Part of a data file

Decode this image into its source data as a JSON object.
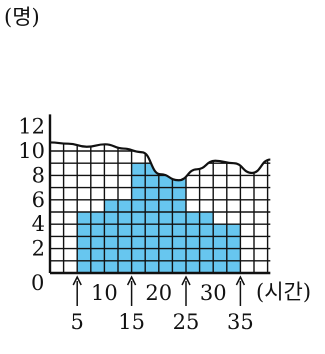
{
  "chart_data": {
    "type": "histogram",
    "ylabel": "(명)",
    "xlabel": "(시간)",
    "origin_label": "0",
    "bin_width": 5,
    "bins": [
      {
        "from": 5,
        "to": 10,
        "value": 5
      },
      {
        "from": 10,
        "to": 15,
        "value": 6
      },
      {
        "from": 15,
        "to": 20,
        "value": 9
      },
      {
        "from": 20,
        "to": 25,
        "value": 8
      },
      {
        "from": 25,
        "to": 30,
        "value": 5
      },
      {
        "from": 30,
        "to": 35,
        "value": 4
      }
    ],
    "x_ticks_upper": [
      "10",
      "20",
      "30"
    ],
    "x_ticks_lower": [
      "5",
      "15",
      "25",
      "35"
    ],
    "y_ticks": [
      2,
      4,
      6,
      8,
      10,
      12
    ],
    "xlim": [
      0,
      40
    ],
    "ylim": [
      0,
      13
    ],
    "grid": true,
    "break_line": true,
    "colors": {
      "bar_fill": "#67c6ef",
      "grid": "#111111",
      "axis": "#111111",
      "text": "#111111"
    }
  }
}
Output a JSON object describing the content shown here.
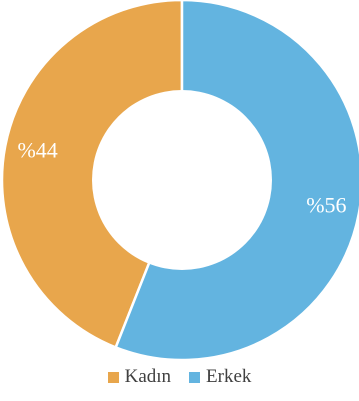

Description of the task
Please repeat the entries exactly. Do not include the pictures.

Response
Decode this image into its source data as a JSON object.
{
  "chart_data": {
    "type": "histogram",
    "ylabel": "(명)",
    "xlabel": "(시간)",
    "origin_label": "0",
    "bin_width": 5,
    "bins": [
      {
        "from": 5,
        "to": 10,
        "value": 5
      },
      {
        "from": 10,
        "to": 15,
        "value": 6
      },
      {
        "from": 15,
        "to": 20,
        "value": 9
      },
      {
        "from": 20,
        "to": 25,
        "value": 8
      },
      {
        "from": 25,
        "to": 30,
        "value": 5
      },
      {
        "from": 30,
        "to": 35,
        "value": 4
      }
    ],
    "x_ticks_upper": [
      "10",
      "20",
      "30"
    ],
    "x_ticks_lower": [
      "5",
      "15",
      "25",
      "35"
    ],
    "y_ticks": [
      2,
      4,
      6,
      8,
      10,
      12
    ],
    "xlim": [
      0,
      40
    ],
    "ylim": [
      0,
      13
    ],
    "grid": true,
    "break_line": true,
    "colors": {
      "bar_fill": "#67c6ef",
      "grid": "#111111",
      "axis": "#111111",
      "text": "#111111"
    }
  }
}
Output a JSON object describing the content shown here.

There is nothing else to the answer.